Tasks to carry out:
1. Answer these questions from the reviewer report on the g-C₃N₄/TiO₂ photocatalyst:
(a) Which dye was degraded in the photocatalytic tests?
(b) What light components did the irradiation consist of?
(c) According to the reviewer, what is the actual method that is processed by the BET model?
2. For each statement, decide whether it agrees with the reviewer report on the g-C₃N₄/TiO₂ photocatalyst. Answer yes or no and quote the words of the report that decide it.
(a) The composite showed a faster degradation rate than TiO2 and C3N4.
(b) The reviewer regards the C3N4/TiO2 heterojunction with improved activity as a previously unpublished result.
(c) The reviewer accepts BET as a characterization method.
3. Carry the reviewer report on the g-C₃N₄/TiO₂ photocatalyst forward from its final sentence.

Passage shown:

Solvothermal Synthesis of g-C₃N₄/TiO₂ Hybrid Photocatalyst with a Broaden Activation Spectrum

Round 1

Reviewer 1 Report

Composite of graphitic C3N4 and TiO2 were prepared by a solvothermal method and the resulted materials have been tested in photocatalytic degradation of acid green-25 (AG25) under irradiation, which consists of both UV and visible light components. Enhanced degradation rate over the composite was observed in comparison to that of over TiO2 and C3N4. Nevertheless, it is not clear what the added value of the present manuscript is in comparison to the related art. Heterojunction of C3N4 and TiO2 and as a result improved photocatalytic activity has already been published. Does the hydrothermal synthesis contribute to formation of heterojunctions more effective than published previously? If it is so, why? There are additional questions listed below:

 

1)      Abstract

I have to emphasize that BET is not a characterization method. Nitrogen adsorption and recording isotherms is the method, which are processed by BET model.

Record excerpts:
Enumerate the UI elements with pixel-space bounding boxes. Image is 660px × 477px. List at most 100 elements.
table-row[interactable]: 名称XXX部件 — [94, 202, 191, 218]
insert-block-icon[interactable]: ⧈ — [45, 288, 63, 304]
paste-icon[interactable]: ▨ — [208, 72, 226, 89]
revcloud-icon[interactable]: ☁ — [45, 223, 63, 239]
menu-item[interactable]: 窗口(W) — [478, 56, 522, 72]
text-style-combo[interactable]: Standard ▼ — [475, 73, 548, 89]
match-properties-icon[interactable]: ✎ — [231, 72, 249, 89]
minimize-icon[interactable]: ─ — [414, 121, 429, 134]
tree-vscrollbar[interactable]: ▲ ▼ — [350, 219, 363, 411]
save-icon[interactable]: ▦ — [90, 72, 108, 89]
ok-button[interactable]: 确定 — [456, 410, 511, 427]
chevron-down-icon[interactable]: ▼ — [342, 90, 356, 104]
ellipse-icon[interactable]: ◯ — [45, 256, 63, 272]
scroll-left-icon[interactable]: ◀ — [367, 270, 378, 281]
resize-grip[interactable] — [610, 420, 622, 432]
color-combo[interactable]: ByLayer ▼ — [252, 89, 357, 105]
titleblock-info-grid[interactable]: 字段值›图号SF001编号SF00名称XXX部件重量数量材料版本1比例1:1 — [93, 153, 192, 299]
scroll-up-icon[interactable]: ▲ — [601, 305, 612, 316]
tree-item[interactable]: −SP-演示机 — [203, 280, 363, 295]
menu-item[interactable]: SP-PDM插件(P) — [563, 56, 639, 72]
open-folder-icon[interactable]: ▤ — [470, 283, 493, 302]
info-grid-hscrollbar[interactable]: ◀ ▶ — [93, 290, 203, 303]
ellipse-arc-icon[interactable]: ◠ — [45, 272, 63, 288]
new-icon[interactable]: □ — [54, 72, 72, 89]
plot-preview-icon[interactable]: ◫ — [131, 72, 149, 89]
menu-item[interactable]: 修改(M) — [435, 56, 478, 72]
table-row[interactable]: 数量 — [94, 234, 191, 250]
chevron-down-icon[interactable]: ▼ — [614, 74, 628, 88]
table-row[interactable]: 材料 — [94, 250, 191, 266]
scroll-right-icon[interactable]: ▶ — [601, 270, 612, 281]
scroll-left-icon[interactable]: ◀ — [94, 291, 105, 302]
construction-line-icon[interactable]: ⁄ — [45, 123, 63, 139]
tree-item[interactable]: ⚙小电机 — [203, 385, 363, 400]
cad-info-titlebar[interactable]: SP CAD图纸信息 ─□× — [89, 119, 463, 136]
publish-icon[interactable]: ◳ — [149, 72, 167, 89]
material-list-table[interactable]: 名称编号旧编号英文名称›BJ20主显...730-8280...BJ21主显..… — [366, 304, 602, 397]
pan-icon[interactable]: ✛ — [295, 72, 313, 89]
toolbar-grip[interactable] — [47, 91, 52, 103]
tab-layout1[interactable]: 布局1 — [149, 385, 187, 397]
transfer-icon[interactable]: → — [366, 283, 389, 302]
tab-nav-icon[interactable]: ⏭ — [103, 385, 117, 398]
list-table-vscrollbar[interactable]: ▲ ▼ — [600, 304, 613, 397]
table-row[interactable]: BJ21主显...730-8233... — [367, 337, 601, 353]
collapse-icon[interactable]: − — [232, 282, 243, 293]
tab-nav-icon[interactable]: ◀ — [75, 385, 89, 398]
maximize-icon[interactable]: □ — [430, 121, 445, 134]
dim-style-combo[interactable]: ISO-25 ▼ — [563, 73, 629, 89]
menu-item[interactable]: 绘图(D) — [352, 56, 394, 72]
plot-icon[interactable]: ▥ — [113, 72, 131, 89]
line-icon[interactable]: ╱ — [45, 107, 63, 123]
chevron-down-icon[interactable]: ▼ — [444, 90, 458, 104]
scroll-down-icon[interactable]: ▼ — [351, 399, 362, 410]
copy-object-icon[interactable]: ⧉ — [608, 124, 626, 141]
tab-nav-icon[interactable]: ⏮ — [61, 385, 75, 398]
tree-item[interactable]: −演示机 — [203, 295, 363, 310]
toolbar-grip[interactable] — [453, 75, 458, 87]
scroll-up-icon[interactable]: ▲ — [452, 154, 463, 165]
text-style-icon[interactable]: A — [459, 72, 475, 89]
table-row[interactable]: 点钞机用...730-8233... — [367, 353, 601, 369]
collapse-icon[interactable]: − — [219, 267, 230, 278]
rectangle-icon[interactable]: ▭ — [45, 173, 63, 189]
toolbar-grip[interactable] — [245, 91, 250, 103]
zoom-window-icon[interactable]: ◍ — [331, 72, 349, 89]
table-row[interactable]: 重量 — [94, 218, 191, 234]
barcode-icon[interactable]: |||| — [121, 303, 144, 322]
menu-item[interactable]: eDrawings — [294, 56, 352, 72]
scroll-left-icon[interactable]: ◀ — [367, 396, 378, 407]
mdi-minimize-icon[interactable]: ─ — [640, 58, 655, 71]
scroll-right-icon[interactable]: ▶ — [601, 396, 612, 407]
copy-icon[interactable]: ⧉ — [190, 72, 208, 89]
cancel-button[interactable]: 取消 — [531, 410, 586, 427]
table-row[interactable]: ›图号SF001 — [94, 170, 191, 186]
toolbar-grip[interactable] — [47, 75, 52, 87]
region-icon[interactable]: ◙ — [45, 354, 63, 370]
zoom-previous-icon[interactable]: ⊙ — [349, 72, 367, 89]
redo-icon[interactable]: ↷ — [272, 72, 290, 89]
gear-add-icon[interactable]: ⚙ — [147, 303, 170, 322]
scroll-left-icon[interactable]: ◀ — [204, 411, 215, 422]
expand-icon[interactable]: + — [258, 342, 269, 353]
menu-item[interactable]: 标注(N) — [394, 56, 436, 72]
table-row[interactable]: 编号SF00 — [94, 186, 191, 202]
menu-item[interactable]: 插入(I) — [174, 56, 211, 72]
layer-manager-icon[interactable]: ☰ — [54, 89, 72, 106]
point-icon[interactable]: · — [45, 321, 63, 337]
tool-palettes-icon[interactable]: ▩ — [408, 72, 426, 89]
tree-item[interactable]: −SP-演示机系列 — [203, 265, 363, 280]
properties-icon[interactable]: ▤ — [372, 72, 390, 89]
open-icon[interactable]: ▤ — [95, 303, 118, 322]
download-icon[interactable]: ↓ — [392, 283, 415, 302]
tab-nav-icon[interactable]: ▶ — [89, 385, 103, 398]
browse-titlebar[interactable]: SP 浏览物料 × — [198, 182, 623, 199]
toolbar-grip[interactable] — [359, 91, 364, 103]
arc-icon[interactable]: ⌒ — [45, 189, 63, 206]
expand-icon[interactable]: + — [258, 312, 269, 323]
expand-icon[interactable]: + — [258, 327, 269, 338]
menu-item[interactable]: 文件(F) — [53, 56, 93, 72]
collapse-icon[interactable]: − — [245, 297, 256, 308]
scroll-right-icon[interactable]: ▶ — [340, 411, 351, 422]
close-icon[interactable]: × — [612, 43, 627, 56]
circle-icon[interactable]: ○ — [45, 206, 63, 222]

Results of the exercise:
1.
(a) Acid green-25 (AG25).
(b) Both UV and visible light components.
(c) Nitrogen adsorption and the recording of isotherms.

2.
(a) Yes: "Enhanced degradation rate over the composite was observed in comparison to that of over TiO2 and C3N4."
(b) No: "Heterojunction of C3N4 and TiO2 and as a result improved photocatalytic activity has already been published."
(c) No: "I have to emphasize that BET is not a characterization method."

3.
Reactive oxidative species (ROS) were not identified at all, although this was promised in the abstract.

2)      Introduction

A better introduction should be written, clearly highlighting the lack of scientific knowledge in the area covered by the study.

3)      Results and discussion

line 58: “XRD diffractometer” – It is XR diffractometer of simply XRD.

Still in the line 58 the sharp peaks of the diffraction pattern was attributed to high purity of the product. It is important to note that the sharp diffraction pattern simply means that the products crystallinity is high, i.e. not amorphous and there are large crystallites. Anyway, the crystallite sizes should have been collected in a table.

The surface area of 15.43 m2/g obtained for graphitic C3N4 seems to be low in photocatalysis. Anyway, it is recommended to compare the surface areas of TiO2, graphitic C3N4 and the composite in a table.

4)      SEM images

SEM images shown in Figure 2 tell nothing about nanosize scale. Hundreds of nanometers is its resolution. I have doubt that mesoporosity can be revealed from images as stated in line 78. I recommend removal of these pictures from the manuscript.

However, EDX analysis has conclusively shown that the sheet-shaped particles can be composed of C3N4, while the spherical particles can be composed of TiO2. Although SEM cannot account for chemical analysis, Figure 2 can be part of the paper if it is connected to EDX analysis.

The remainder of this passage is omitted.